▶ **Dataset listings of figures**
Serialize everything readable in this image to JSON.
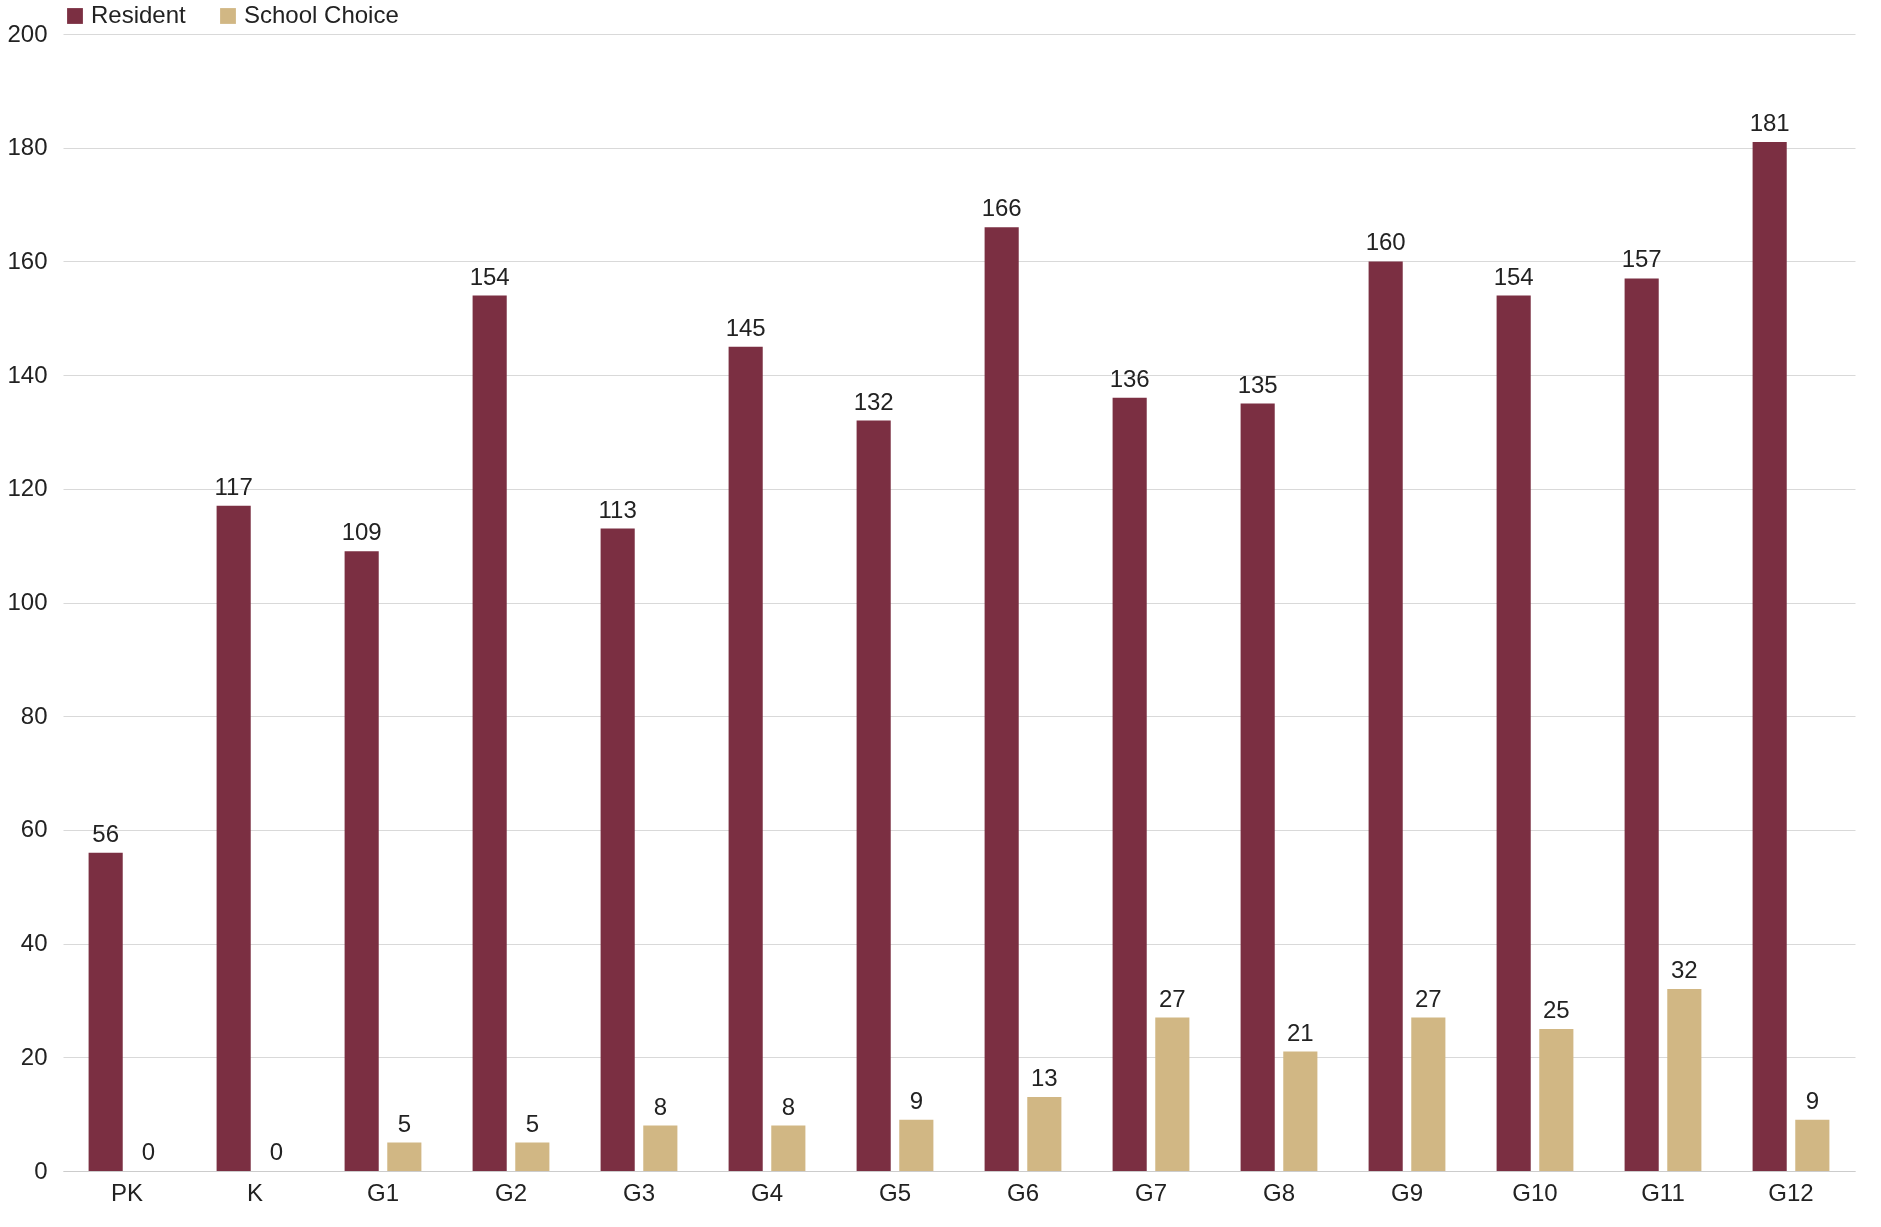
{
  "chart_data": {
    "type": "bar",
    "categories": [
      "PK",
      "K",
      "G1",
      "G2",
      "G3",
      "G4",
      "G5",
      "G6",
      "G7",
      "G8",
      "G9",
      "G10",
      "G11",
      "G12"
    ],
    "series": [
      {
        "name": "Resident",
        "color": "#7b2f42",
        "values": [
          56,
          117,
          109,
          154,
          113,
          145,
          132,
          166,
          136,
          135,
          160,
          154,
          157,
          181
        ]
      },
      {
        "name": "School Choice",
        "color": "#d1b784",
        "values": [
          0,
          0,
          5,
          5,
          8,
          8,
          9,
          13,
          27,
          21,
          27,
          25,
          32,
          9
        ]
      }
    ],
    "ylim": [
      0,
      200
    ],
    "yticks": [
      0,
      20,
      40,
      60,
      80,
      100,
      120,
      140,
      160,
      180,
      200
    ],
    "grid": "y",
    "legend": "top",
    "data_labels": true
  }
}
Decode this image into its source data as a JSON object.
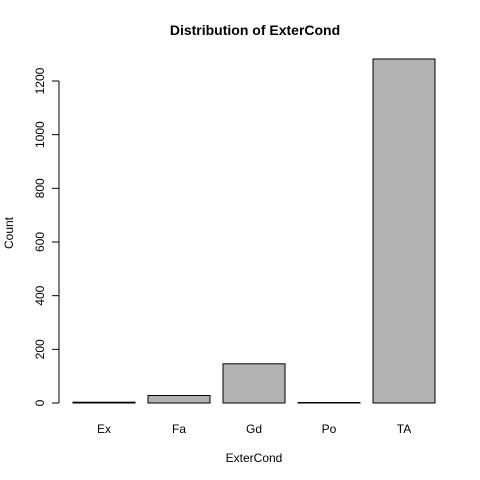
{
  "chart_data": {
    "type": "bar",
    "title": "Distribution of ExterCond",
    "xlabel": "ExterCond",
    "ylabel": "Count",
    "categories": [
      "Ex",
      "Fa",
      "Gd",
      "Po",
      "TA"
    ],
    "values": [
      3,
      28,
      146,
      1,
      1282
    ],
    "yticks": [
      0,
      200,
      400,
      600,
      800,
      1000,
      1200
    ],
    "ylim": [
      0,
      1282
    ],
    "bar_color": "#b3b3b3",
    "grid": false,
    "legend": "none"
  }
}
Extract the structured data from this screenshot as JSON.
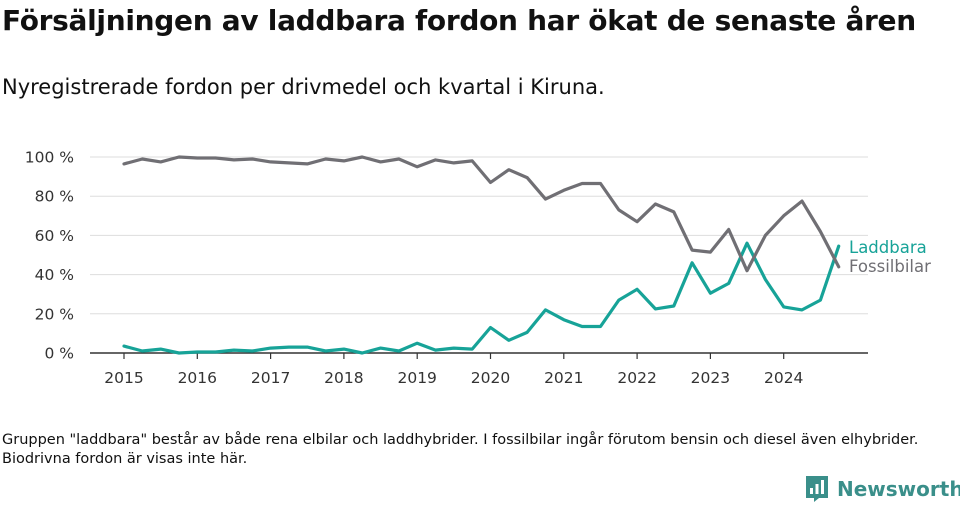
{
  "title": "Försäljningen av laddbara fordon har ökat de senaste åren",
  "subtitle": "Nyregistrerade fordon per drivmedel och kvartal i Kiruna.",
  "footnote": "Gruppen \"laddbara\" består av både rena elbilar och laddhybrider. I fossilbilar ingår förutom bensin och diesel även elhybrider. Biodrivna fordon är visas inte här.",
  "logo": {
    "text": "Newsworthy",
    "icon": "newsworthy-logo-icon"
  },
  "colors": {
    "laddbara": "#17a398",
    "fossil": "#706f74",
    "grid": "#dddddd",
    "axis": "#333333"
  },
  "chart_data": {
    "type": "line",
    "x_start": "2015 Q1",
    "x_step": "quarter",
    "x_ticks": [
      "2015",
      "2016",
      "2017",
      "2018",
      "2019",
      "2020",
      "2021",
      "2022",
      "2023",
      "2024"
    ],
    "y_ticks": [
      "0 %",
      "20 %",
      "40 %",
      "60 %",
      "80 %",
      "100 %"
    ],
    "ylim": [
      0,
      100
    ],
    "grid": true,
    "legend": "end-of-line labels",
    "series": [
      {
        "name": "Laddbara",
        "color": "#17a398",
        "values": [
          3.5,
          1,
          2,
          0,
          0.5,
          0.5,
          1.5,
          1,
          2.5,
          3,
          3,
          1,
          2,
          0,
          2.5,
          1,
          5,
          1.5,
          2.5,
          2,
          13,
          6.5,
          10.5,
          22,
          17,
          13.5,
          13.5,
          27,
          32.5,
          22.5,
          24,
          46,
          30.5,
          35.5,
          56,
          37.5,
          23.5,
          22,
          27,
          54.5
        ]
      },
      {
        "name": "Fossilbilar",
        "color": "#706f74",
        "values": [
          96.5,
          99,
          97.5,
          100,
          99.5,
          99.5,
          98.5,
          99,
          97.5,
          97,
          96.5,
          99,
          98,
          100,
          97.5,
          99,
          95,
          98.5,
          97,
          98,
          87,
          93.5,
          89.5,
          78.5,
          83,
          86.5,
          86.5,
          73,
          67,
          76,
          72,
          52.5,
          51.5,
          63,
          42,
          60,
          70,
          77.5,
          62,
          44
        ]
      }
    ]
  }
}
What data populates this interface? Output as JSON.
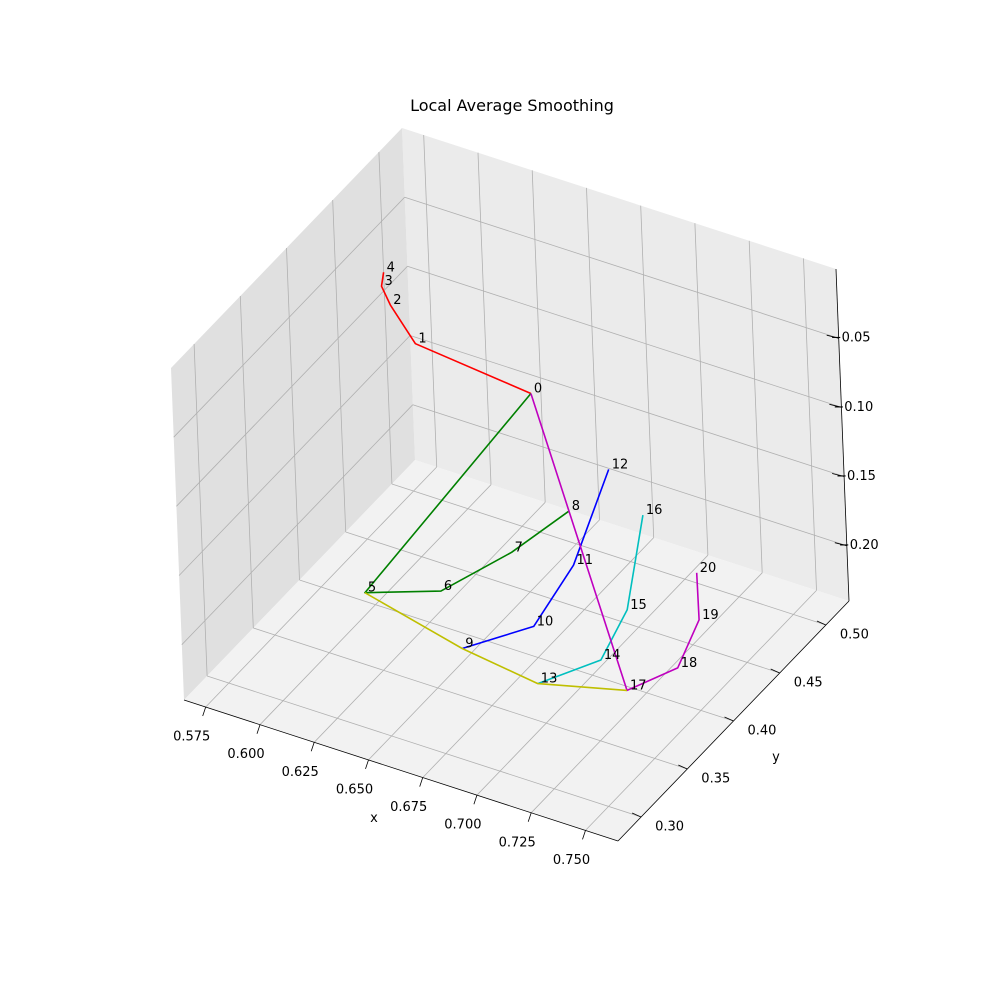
{
  "chart_data": {
    "type": "line3d",
    "title": "Local Average Smoothing",
    "xlabel": "x",
    "ylabel": "y",
    "zlabel": "",
    "x_ticks": [
      "0.575",
      "0.600",
      "0.625",
      "0.650",
      "0.675",
      "0.700",
      "0.725",
      "0.750"
    ],
    "y_ticks": [
      "0.30",
      "0.35",
      "0.40",
      "0.45",
      "0.50"
    ],
    "z_ticks": [
      "−0.20",
      "−0.15",
      "−0.10",
      "−0.05"
    ],
    "grid": true,
    "points": [
      {
        "label": "0",
        "x": 0.645,
        "y": 0.47,
        "z": -0.113
      },
      {
        "label": "1",
        "x": 0.592,
        "y": 0.47,
        "z": -0.104
      },
      {
        "label": "2",
        "x": 0.572,
        "y": 0.49,
        "z": -0.1
      },
      {
        "label": "3",
        "x": 0.566,
        "y": 0.495,
        "z": -0.093
      },
      {
        "label": "4",
        "x": 0.565,
        "y": 0.5,
        "z": -0.087
      },
      {
        "label": "5",
        "x": 0.62,
        "y": 0.345,
        "z": -0.183
      },
      {
        "label": "6",
        "x": 0.651,
        "y": 0.355,
        "z": -0.173
      },
      {
        "label": "7",
        "x": 0.669,
        "y": 0.39,
        "z": -0.16
      },
      {
        "label": "8",
        "x": 0.683,
        "y": 0.42,
        "z": -0.144
      },
      {
        "label": "9",
        "x": 0.672,
        "y": 0.328,
        "z": -0.185
      },
      {
        "label": "10",
        "x": 0.695,
        "y": 0.352,
        "z": -0.174
      },
      {
        "label": "11",
        "x": 0.699,
        "y": 0.387,
        "z": -0.152
      },
      {
        "label": "12",
        "x": 0.697,
        "y": 0.432,
        "z": -0.115
      },
      {
        "label": "13",
        "x": 0.708,
        "y": 0.325,
        "z": -0.19
      },
      {
        "label": "14",
        "x": 0.728,
        "y": 0.347,
        "z": -0.178
      },
      {
        "label": "15",
        "x": 0.73,
        "y": 0.372,
        "z": -0.158
      },
      {
        "label": "16",
        "x": 0.722,
        "y": 0.41,
        "z": -0.12
      },
      {
        "label": "17",
        "x": 0.745,
        "y": 0.335,
        "z": -0.183
      },
      {
        "label": "18",
        "x": 0.761,
        "y": 0.353,
        "z": -0.171
      },
      {
        "label": "19",
        "x": 0.762,
        "y": 0.375,
        "z": -0.151
      },
      {
        "label": "20",
        "x": 0.755,
        "y": 0.39,
        "z": -0.131
      }
    ],
    "series": [
      {
        "color": "#ff0000",
        "points": [
          0,
          1,
          2,
          3,
          4
        ]
      },
      {
        "color": "#008000",
        "points": [
          0,
          5,
          6,
          7,
          8
        ]
      },
      {
        "color": "#0000ff",
        "points": [
          9,
          10,
          11,
          12
        ]
      },
      {
        "color": "#00bfbf",
        "points": [
          13,
          14,
          15,
          16
        ]
      },
      {
        "color": "#bf00bf",
        "points": [
          0,
          17,
          18,
          19,
          20
        ]
      },
      {
        "color": "#bfbf00",
        "points": [
          5,
          9,
          13,
          17
        ]
      }
    ]
  }
}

▶ **Given request**
Set the pictures aside and transcribe the data above exactly.

▶ **Answer to the task**
Serialize everything readable in this image to JSON.
{
  "chart_data": {
    "type": "bar",
    "categories": [
      "PK",
      "K",
      "G1",
      "G2",
      "G3",
      "G4",
      "G5",
      "G6",
      "G7",
      "G8",
      "G9",
      "G10",
      "G11",
      "G12"
    ],
    "series": [
      {
        "name": "Resident",
        "color": "#7b2f42",
        "values": [
          56,
          117,
          109,
          154,
          113,
          145,
          132,
          166,
          136,
          135,
          160,
          154,
          157,
          181
        ]
      },
      {
        "name": "School Choice",
        "color": "#d1b784",
        "values": [
          0,
          0,
          5,
          5,
          8,
          8,
          9,
          13,
          27,
          21,
          27,
          25,
          32,
          9
        ]
      }
    ],
    "ylim": [
      0,
      200
    ],
    "yticks": [
      0,
      20,
      40,
      60,
      80,
      100,
      120,
      140,
      160,
      180,
      200
    ],
    "grid": "y",
    "legend": "top",
    "data_labels": true
  }
}
Decode this image into its source data as a JSON object.
{
  "chart_data": {
    "type": "bar",
    "title": "Distribution of ExterCond",
    "xlabel": "ExterCond",
    "ylabel": "Count",
    "categories": [
      "Ex",
      "Fa",
      "Gd",
      "Po",
      "TA"
    ],
    "values": [
      3,
      28,
      146,
      1,
      1282
    ],
    "yticks": [
      0,
      200,
      400,
      600,
      800,
      1000,
      1200
    ],
    "ylim": [
      0,
      1282
    ],
    "bar_color": "#b3b3b3",
    "grid": false,
    "legend": "none"
  }
}
Extract the structured data from this screenshot as JSON.
{
  "title": "Försäljningen av laddbara fordon har ökat de senaste åren",
  "subtitle": "Nyregistrerade fordon per drivmedel och kvartal i Kiruna.",
  "footnote": "Gruppen \"laddbara\" består av både rena elbilar och laddhybrider. I fossilbilar ingår förutom bensin och diesel även elhybrider. Biodrivna fordon är visas inte här.",
  "logo": {
    "text": "Newsworthy",
    "icon": "newsworthy-logo-icon"
  },
  "colors": {
    "laddbara": "#17a398",
    "fossil": "#706f74",
    "grid": "#dddddd",
    "axis": "#333333"
  },
  "chart_data": {
    "type": "line",
    "x_start": "2015 Q1",
    "x_step": "quarter",
    "x_ticks": [
      "2015",
      "2016",
      "2017",
      "2018",
      "2019",
      "2020",
      "2021",
      "2022",
      "2023",
      "2024"
    ],
    "y_ticks": [
      "0 %",
      "20 %",
      "40 %",
      "60 %",
      "80 %",
      "100 %"
    ],
    "ylim": [
      0,
      100
    ],
    "grid": true,
    "legend": "end-of-line labels",
    "series": [
      {
        "name": "Laddbara",
        "color": "#17a398",
        "values": [
          3.5,
          1,
          2,
          0,
          0.5,
          0.5,
          1.5,
          1,
          2.5,
          3,
          3,
          1,
          2,
          0,
          2.5,
          1,
          5,
          1.5,
          2.5,
          2,
          13,
          6.5,
          10.5,
          22,
          17,
          13.5,
          13.5,
          27,
          32.5,
          22.5,
          24,
          46,
          30.5,
          35.5,
          56,
          37.5,
          23.5,
          22,
          27,
          54.5
        ]
      },
      {
        "name": "Fossilbilar",
        "color": "#706f74",
        "values": [
          96.5,
          99,
          97.5,
          100,
          99.5,
          99.5,
          98.5,
          99,
          97.5,
          97,
          96.5,
          99,
          98,
          100,
          97.5,
          99,
          95,
          98.5,
          97,
          98,
          87,
          93.5,
          89.5,
          78.5,
          83,
          86.5,
          86.5,
          73,
          67,
          76,
          72,
          52.5,
          51.5,
          63,
          42,
          60,
          70,
          77.5,
          62,
          44
        ]
      }
    ]
  }
}
What data populates this interface? Output as JSON.
{
  "chart_data": {
    "type": "line3d",
    "title": "Local Average Smoothing",
    "xlabel": "x",
    "ylabel": "y",
    "zlabel": "",
    "x_ticks": [
      "0.575",
      "0.600",
      "0.625",
      "0.650",
      "0.675",
      "0.700",
      "0.725",
      "0.750"
    ],
    "y_ticks": [
      "0.30",
      "0.35",
      "0.40",
      "0.45",
      "0.50"
    ],
    "z_ticks": [
      "−0.20",
      "−0.15",
      "−0.10",
      "−0.05"
    ],
    "grid": true,
    "points": [
      {
        "label": "0",
        "x": 0.645,
        "y": 0.47,
        "z": -0.113
      },
      {
        "label": "1",
        "x": 0.592,
        "y": 0.47,
        "z": -0.104
      },
      {
        "label": "2",
        "x": 0.572,
        "y": 0.49,
        "z": -0.1
      },
      {
        "label": "3",
        "x": 0.566,
        "y": 0.495,
        "z": -0.093
      },
      {
        "label": "4",
        "x": 0.565,
        "y": 0.5,
        "z": -0.087
      },
      {
        "label": "5",
        "x": 0.62,
        "y": 0.345,
        "z": -0.183
      },
      {
        "label": "6",
        "x": 0.651,
        "y": 0.355,
        "z": -0.173
      },
      {
        "label": "7",
        "x": 0.669,
        "y": 0.39,
        "z": -0.16
      },
      {
        "label": "8",
        "x": 0.683,
        "y": 0.42,
        "z": -0.144
      },
      {
        "label": "9",
        "x": 0.672,
        "y": 0.328,
        "z": -0.185
      },
      {
        "label": "10",
        "x": 0.695,
        "y": 0.352,
        "z": -0.174
      },
      {
        "label": "11",
        "x": 0.699,
        "y": 0.387,
        "z": -0.152
      },
      {
        "label": "12",
        "x": 0.697,
        "y": 0.432,
        "z": -0.115
      },
      {
        "label": "13",
        "x": 0.708,
        "y": 0.325,
        "z": -0.19
      },
      {
        "label": "14",
        "x": 0.728,
        "y": 0.347,
        "z": -0.178
      },
      {
        "label": "15",
        "x": 0.73,
        "y": 0.372,
        "z": -0.158
      },
      {
        "label": "16",
        "x": 0.722,
        "y": 0.41,
        "z": -0.12
      },
      {
        "label": "17",
        "x": 0.745,
        "y": 0.335,
        "z": -0.183
      },
      {
        "label": "18",
        "x": 0.761,
        "y": 0.353,
        "z": -0.171
      },
      {
        "label": "19",
        "x": 0.762,
        "y": 0.375,
        "z": -0.151
      },
      {
        "label": "20",
        "x": 0.755,
        "y": 0.39,
        "z": -0.131
      }
    ],
    "series": [
      {
        "color": "#ff0000",
        "points": [
          0,
          1,
          2,
          3,
          4
        ]
      },
      {
        "color": "#008000",
        "points": [
          0,
          5,
          6,
          7,
          8
        ]
      },
      {
        "color": "#0000ff",
        "points": [
          9,
          10,
          11,
          12
        ]
      },
      {
        "color": "#00bfbf",
        "points": [
          13,
          14,
          15,
          16
        ]
      },
      {
        "color": "#bf00bf",
        "points": [
          0,
          17,
          18,
          19,
          20
        ]
      },
      {
        "color": "#bfbf00",
        "points": [
          5,
          9,
          13,
          17
        ]
      }
    ]
  }
}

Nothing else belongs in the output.